Adeus é nunca mais

Fotografia de Maria João Cabrita

A última vez. Do muito que desconhecemos, pouco é tão difícil como a última vez. Talvez por isso Deus nos poupe de sabermos o último abraço, o último olhar, o fim da vida tal como a vivemos antes dela ruir para a erguermos outra, porque a mesma, nunca mais. Talvez por isso, às vezes, nos privilegie com o dom da despedida: adeus, a Deus. Adeus é nunca mais. Depois da aflição das lágrimas.

 

Comentários a “Adeus é nunca mais” (7)

  1. nini diz:

    Depois da aflição das lágrimas, ou não; o “nunca mais” pode ser um alivio… mas sim, Adeus é nunca mais.

  2. CNS diz:

    Nunca mais. A irreversibilidade do que perante o fim, só termina com o nosso fim.

  3. Manuel S. Fonseca diz:

    Nunca digas nunca. My name? oh my name is Bond, James Bond.

  4. Turmalina diz:

    Eu sempre vou às lagrimas depois de um Adeus…e esse depois pode levar horas, dias e até meses.

=-=-=

• Instruções
**A.** Segundo o texto sobre a despedida, com que dom Deus, por vezes, nos privilegia?
**B.** Retome o texto sobre a despedida, dando-lhe seguimento a partir da última frase apresentada.

Itens armazenados do conjunto de dados:
=-=-=

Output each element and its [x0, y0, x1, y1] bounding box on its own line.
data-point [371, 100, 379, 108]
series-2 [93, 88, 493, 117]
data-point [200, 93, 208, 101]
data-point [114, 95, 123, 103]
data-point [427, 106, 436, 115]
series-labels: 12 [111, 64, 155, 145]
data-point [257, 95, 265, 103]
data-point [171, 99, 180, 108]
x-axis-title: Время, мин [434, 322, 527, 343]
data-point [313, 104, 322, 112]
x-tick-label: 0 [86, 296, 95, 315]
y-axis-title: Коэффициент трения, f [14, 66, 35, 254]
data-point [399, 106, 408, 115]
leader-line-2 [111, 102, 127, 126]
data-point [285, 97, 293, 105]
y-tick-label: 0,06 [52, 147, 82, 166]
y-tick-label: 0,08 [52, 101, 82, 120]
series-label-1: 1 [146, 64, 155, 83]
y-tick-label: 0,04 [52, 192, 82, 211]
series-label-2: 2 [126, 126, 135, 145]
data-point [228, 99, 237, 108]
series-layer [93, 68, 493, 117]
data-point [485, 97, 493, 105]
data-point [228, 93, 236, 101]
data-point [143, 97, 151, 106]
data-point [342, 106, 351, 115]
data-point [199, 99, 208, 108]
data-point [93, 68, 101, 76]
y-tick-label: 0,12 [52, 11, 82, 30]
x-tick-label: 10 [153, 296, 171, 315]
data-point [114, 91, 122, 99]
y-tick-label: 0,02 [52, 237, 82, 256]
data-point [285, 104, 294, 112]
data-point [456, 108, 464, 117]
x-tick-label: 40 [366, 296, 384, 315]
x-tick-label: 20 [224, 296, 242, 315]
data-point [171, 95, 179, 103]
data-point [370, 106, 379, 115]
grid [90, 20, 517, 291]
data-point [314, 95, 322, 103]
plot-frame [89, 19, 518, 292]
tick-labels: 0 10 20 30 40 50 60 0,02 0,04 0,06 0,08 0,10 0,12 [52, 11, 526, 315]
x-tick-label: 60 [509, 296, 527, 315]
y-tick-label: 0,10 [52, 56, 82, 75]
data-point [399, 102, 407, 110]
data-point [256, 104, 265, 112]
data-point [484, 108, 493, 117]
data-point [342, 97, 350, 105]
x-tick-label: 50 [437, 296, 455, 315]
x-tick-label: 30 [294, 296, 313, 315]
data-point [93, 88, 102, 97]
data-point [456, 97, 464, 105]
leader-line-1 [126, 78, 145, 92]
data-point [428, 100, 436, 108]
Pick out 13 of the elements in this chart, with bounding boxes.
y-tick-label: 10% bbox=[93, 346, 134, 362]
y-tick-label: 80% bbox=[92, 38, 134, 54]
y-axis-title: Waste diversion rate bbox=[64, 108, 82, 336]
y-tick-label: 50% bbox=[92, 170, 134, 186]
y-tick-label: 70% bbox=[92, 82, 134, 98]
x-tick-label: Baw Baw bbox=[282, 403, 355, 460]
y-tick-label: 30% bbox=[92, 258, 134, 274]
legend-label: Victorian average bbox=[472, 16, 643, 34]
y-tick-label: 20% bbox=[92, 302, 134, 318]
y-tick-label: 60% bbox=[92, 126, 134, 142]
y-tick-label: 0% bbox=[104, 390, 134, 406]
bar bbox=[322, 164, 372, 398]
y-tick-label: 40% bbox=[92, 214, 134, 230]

=-=-=

• As suas respostas
**A.** Com o dom da despedida.

**B.**
  5. Orcama diz:

    Será por isso que os anglo-saxões usam good-bye e farewell, querendo este significar mais um último adeus, ao invés do que outros sustentam ser tão sómente uma forma arcaica daquele?

    É que tenho visto, tanto na poesia como na prosa, usar invariavelmente o farewell quando se trata de significar o último adeus, separação prolongada e/ou sem certeza de retorno. Mera questão de estilo?

    • Eugénia de Vasconcellos diz:

      Orcama! Então veio dar ar à minha ignorância?! Os farewell que conheço são: o do Byron, Fare thee well, e o do Romeu a despedir-se de Julieta.